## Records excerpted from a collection
────────────────────────────────────────
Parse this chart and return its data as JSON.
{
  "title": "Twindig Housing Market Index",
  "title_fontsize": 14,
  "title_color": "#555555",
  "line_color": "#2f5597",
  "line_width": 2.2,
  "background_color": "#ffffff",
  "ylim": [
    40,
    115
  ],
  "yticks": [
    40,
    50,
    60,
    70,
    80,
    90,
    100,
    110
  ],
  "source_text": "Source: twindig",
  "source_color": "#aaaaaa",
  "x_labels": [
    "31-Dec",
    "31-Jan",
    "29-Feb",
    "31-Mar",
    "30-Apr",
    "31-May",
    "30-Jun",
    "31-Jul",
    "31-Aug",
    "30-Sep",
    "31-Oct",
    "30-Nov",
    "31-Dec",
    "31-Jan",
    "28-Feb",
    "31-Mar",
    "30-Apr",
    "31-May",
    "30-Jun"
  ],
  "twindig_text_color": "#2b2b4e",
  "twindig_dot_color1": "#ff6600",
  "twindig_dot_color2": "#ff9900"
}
────────────────────────────────────────
## EXERCISE DESCRIPTION
Output every record above exactly as it appears.

## FINISHED ANSWER
Parse this chart and return its data as JSON.
{
  "title": "Twindig Housing Market Index",
  "title_fontsize": 14,
  "title_color": "#555555",
  "line_color": "#2f5597",
  "line_width": 2.2,
  "background_color": "#ffffff",
  "ylim": [
    40,
    115
  ],
  "yticks": [
    40,
    50,
    60,
    70,
    80,
    90,
    100,
    110
  ],
  "source_text": "Source: twindig",
  "source_color": "#aaaaaa",
  "x_labels": [
    "31-Dec",
    "31-Jan",
    "29-Feb",
    "31-Mar",
    "30-Apr",
    "31-May",
    "30-Jun",
    "31-Jul",
    "31-Aug",
    "30-Sep",
    "31-Oct",
    "30-Nov",
    "31-Dec",
    "31-Jan",
    "28-Feb",
    "31-Mar",
    "30-Apr",
    "31-May",
    "30-Jun"
  ],
  "twindig_text_color": "#2b2b4e",
  "twindig_dot_color1": "#ff6600",
  "twindig_dot_color2": "#ff9900"
}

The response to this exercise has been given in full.